** START **

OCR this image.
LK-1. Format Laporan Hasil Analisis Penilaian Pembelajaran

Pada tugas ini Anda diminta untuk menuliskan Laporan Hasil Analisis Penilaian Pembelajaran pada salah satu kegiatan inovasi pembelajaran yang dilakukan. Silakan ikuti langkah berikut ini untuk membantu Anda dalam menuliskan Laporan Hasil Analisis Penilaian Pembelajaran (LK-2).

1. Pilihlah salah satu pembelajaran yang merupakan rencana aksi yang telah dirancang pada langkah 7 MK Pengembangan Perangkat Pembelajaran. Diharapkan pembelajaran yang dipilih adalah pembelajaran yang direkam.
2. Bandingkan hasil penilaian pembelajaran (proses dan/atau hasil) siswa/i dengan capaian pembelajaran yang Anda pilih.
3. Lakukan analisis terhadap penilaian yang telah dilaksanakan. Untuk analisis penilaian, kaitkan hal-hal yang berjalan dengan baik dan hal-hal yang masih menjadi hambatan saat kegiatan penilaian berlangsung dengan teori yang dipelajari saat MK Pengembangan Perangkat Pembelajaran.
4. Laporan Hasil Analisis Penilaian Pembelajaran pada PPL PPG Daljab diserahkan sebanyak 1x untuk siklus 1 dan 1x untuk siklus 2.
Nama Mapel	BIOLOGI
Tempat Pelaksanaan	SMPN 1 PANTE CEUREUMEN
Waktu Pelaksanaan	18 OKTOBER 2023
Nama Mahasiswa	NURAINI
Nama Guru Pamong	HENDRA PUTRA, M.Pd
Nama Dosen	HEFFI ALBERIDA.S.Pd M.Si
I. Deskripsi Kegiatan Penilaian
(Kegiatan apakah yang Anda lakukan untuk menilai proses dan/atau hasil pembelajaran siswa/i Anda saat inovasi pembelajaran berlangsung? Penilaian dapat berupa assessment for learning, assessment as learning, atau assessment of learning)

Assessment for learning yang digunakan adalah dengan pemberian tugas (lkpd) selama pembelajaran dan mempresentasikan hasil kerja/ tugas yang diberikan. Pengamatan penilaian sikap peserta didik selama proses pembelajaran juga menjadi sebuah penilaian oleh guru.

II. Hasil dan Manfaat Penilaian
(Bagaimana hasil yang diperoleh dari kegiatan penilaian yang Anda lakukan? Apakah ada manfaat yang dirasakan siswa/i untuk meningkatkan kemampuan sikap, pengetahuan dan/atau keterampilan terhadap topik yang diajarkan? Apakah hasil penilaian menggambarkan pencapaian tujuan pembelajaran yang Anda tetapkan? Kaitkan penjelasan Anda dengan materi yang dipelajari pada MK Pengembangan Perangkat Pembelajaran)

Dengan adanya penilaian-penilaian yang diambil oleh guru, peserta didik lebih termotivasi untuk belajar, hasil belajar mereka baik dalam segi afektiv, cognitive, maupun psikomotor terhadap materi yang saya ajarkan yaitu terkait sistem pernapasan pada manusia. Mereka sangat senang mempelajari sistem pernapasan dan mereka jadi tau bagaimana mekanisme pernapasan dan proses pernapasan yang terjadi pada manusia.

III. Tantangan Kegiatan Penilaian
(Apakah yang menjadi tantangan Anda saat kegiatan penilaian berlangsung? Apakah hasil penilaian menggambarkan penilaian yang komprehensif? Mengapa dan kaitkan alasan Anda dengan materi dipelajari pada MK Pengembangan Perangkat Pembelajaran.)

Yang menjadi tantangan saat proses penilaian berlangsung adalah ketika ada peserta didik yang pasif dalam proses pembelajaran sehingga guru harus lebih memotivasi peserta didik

** END **

Work to do
Output the data above exactly, please, line for line.

Exercise solution
OCR this image.
LK-1. Format Laporan Hasil Analisis Penilaian Pembelajaran

Pada tugas ini Anda diminta untuk menuliskan Laporan Hasil Analisis Penilaian Pembelajaran pada salah satu kegiatan inovasi pembelajaran yang dilakukan. Silakan ikuti langkah berikut ini untuk membantu Anda dalam menuliskan Laporan Hasil Analisis Penilaian Pembelajaran (LK-2).

1. Pilihlah salah satu pembelajaran yang merupakan rencana aksi yang telah dirancang pada langkah 7 MK Pengembangan Perangkat Pembelajaran. Diharapkan pembelajaran yang dipilih adalah pembelajaran yang direkam.
2. Bandingkan hasil penilaian pembelajaran (proses dan/atau hasil) siswa/i dengan capaian pembelajaran yang Anda pilih.
3. Lakukan analisis terhadap penilaian yang telah dilaksanakan. Untuk analisis penilaian, kaitkan hal-hal yang berjalan dengan baik dan hal-hal yang masih menjadi hambatan saat kegiatan penilaian berlangsung dengan teori yang dipelajari saat MK Pengembangan Perangkat Pembelajaran.
4. Laporan Hasil Analisis Penilaian Pembelajaran pada PPL PPG Daljab diserahkan sebanyak 1x untuk siklus 1 dan 1x untuk siklus 2.
Nama Mapel	BIOLOGI
Tempat Pelaksanaan	SMPN 1 PANTE CEUREUMEN
Waktu Pelaksanaan	18 OKTOBER 2023
Nama Mahasiswa	NURAINI
Nama Guru Pamong	HENDRA PUTRA, M.Pd
Nama Dosen	HEFFI ALBERIDA.S.Pd M.Si
I. Deskripsi Kegiatan Penilaian
(Kegiatan apakah yang Anda lakukan untuk menilai proses dan/atau hasil pembelajaran siswa/i Anda saat inovasi pembelajaran berlangsung? Penilaian dapat berupa assessment for learning, assessment as learning, atau assessment of learning)

Assessment for learning yang digunakan adalah dengan pemberian tugas (lkpd) selama pembelajaran dan mempresentasikan hasil kerja/ tugas yang diberikan. Pengamatan penilaian sikap peserta didik selama proses pembelajaran juga menjadi sebuah penilaian oleh guru.

II. Hasil dan Manfaat Penilaian
(Bagaimana hasil yang diperoleh dari kegiatan penilaian yang Anda lakukan? Apakah ada manfaat yang dirasakan siswa/i untuk meningkatkan kemampuan sikap, pengetahuan dan/atau keterampilan terhadap topik yang diajarkan? Apakah hasil penilaian menggambarkan pencapaian tujuan pembelajaran yang Anda tetapkan? Kaitkan penjelasan Anda dengan materi yang dipelajari pada MK Pengembangan Perangkat Pembelajaran)

Dengan adanya penilaian-penilaian yang diambil oleh guru, peserta didik lebih termotivasi untuk belajar, hasil belajar mereka baik dalam segi afektiv, cognitive, maupun psikomotor terhadap materi yang saya ajarkan yaitu terkait sistem pernapasan pada manusia. Mereka sangat senang mempelajari sistem pernapasan dan mereka jadi tau bagaimana mekanisme pernapasan dan proses pernapasan yang terjadi pada manusia.

III. Tantangan Kegiatan Penilaian
(Apakah yang menjadi tantangan Anda saat kegiatan penilaian berlangsung? Apakah hasil penilaian menggambarkan penilaian yang komprehensif? Mengapa dan kaitkan alasan Anda dengan materi dipelajari pada MK Pengembangan Perangkat Pembelajaran.)

Yang menjadi tantangan saat proses penilaian berlangsung adalah ketika ada peserta didik yang pasif dalam proses pembelajaran sehingga guru harus lebih memotivasi peserta didik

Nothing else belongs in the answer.